LISTED ENTRIES:
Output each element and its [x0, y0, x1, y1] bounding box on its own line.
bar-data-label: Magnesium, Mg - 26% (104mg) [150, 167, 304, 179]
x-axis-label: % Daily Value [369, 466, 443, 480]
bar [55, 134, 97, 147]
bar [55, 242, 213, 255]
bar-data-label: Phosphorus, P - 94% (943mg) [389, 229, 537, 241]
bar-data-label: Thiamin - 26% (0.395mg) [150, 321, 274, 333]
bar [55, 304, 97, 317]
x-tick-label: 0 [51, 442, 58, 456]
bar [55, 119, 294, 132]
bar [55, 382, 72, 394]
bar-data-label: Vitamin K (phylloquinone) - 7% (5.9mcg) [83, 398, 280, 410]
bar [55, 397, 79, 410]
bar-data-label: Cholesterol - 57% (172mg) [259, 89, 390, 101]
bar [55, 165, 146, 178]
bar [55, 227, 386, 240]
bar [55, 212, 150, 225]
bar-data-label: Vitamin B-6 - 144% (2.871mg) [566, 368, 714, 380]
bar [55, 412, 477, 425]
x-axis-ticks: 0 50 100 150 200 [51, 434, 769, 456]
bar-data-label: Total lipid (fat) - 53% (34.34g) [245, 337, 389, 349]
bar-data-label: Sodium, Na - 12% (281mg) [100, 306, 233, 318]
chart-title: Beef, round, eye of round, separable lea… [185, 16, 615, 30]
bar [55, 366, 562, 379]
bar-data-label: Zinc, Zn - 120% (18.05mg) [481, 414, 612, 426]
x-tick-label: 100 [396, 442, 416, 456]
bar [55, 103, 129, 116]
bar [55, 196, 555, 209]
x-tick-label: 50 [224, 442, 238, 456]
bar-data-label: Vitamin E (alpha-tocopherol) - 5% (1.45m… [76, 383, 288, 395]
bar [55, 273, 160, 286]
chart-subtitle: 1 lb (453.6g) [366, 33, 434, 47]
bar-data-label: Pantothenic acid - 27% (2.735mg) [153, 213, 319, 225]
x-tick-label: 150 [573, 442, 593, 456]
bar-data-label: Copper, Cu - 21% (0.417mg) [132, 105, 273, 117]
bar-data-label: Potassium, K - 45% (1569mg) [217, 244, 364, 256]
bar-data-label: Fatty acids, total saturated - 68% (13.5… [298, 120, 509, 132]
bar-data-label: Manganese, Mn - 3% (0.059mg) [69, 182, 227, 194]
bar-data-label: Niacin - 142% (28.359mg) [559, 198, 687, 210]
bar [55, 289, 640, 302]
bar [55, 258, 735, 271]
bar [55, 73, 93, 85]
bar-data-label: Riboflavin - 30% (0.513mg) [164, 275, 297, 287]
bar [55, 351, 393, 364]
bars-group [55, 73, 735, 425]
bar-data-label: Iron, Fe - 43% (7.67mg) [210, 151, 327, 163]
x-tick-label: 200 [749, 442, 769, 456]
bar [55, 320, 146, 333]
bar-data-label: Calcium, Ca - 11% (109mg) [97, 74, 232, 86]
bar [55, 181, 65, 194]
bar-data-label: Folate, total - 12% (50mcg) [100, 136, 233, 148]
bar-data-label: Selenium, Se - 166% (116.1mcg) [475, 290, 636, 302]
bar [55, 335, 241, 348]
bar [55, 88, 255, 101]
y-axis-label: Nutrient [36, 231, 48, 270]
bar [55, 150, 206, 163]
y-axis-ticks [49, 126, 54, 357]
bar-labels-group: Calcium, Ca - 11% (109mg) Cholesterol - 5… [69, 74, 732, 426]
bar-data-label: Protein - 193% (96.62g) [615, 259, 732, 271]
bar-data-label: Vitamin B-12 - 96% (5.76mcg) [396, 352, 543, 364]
...
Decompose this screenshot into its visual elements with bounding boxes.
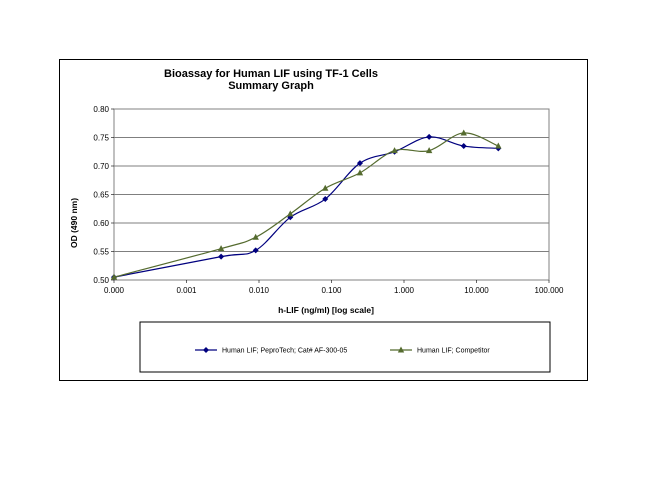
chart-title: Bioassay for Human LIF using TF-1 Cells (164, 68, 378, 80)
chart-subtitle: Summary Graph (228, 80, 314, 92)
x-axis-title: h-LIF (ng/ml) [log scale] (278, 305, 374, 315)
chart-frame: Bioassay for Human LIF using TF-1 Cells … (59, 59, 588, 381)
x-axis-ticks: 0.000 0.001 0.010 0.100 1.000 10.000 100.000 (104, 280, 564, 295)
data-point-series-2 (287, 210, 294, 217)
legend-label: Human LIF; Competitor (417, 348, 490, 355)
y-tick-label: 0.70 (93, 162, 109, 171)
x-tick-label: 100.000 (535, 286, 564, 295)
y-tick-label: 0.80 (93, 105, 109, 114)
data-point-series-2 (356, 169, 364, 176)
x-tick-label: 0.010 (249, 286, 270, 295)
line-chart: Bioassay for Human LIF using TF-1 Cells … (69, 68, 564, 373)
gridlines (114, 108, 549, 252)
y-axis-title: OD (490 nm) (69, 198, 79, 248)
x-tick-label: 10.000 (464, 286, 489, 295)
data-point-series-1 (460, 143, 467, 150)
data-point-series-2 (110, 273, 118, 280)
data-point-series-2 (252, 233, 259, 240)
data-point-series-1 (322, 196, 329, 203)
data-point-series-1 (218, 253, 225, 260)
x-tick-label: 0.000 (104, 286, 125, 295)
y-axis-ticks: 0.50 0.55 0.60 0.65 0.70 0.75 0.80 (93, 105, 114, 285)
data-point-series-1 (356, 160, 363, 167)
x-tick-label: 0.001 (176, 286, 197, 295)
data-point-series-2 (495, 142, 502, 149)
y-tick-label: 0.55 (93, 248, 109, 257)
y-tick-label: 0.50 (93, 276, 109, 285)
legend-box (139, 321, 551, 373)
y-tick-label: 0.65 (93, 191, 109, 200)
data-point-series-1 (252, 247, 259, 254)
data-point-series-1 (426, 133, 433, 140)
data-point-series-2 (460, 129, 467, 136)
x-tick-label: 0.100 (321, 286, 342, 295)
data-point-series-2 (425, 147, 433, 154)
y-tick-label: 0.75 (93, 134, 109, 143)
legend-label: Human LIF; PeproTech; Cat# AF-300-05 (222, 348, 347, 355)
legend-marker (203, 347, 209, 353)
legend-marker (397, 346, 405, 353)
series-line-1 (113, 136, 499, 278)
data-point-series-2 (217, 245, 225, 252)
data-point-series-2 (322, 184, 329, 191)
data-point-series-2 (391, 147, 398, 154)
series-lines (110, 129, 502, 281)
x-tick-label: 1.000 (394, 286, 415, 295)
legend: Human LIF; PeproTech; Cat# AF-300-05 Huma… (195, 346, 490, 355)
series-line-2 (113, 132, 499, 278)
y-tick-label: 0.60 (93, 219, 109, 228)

EXERCISE DESCRIPTION:
Identify and extract each line of the listing that contains "axis".

RESPONSE TO THE TASK:
x-axis-label: % Daily Value [369, 466, 443, 480]
x-axis-ticks: 0 50 100 150 200 [51, 434, 769, 456]
y-axis-label: Nutrient [36, 231, 48, 270]
y-axis-ticks [49, 126, 54, 357]
x-axis-title: h-LIF (ng/ml) [log scale] (278, 305, 374, 315)
x-axis-ticks: 0.000 0.001 0.010 0.100 1.000 10.000 100.000 (104, 280, 564, 295)
y-axis-title: OD (490 nm) (69, 198, 79, 248)
y-axis-ticks: 0.50 0.55 0.60 0.65 0.70 0.75 0.80 (93, 105, 114, 285)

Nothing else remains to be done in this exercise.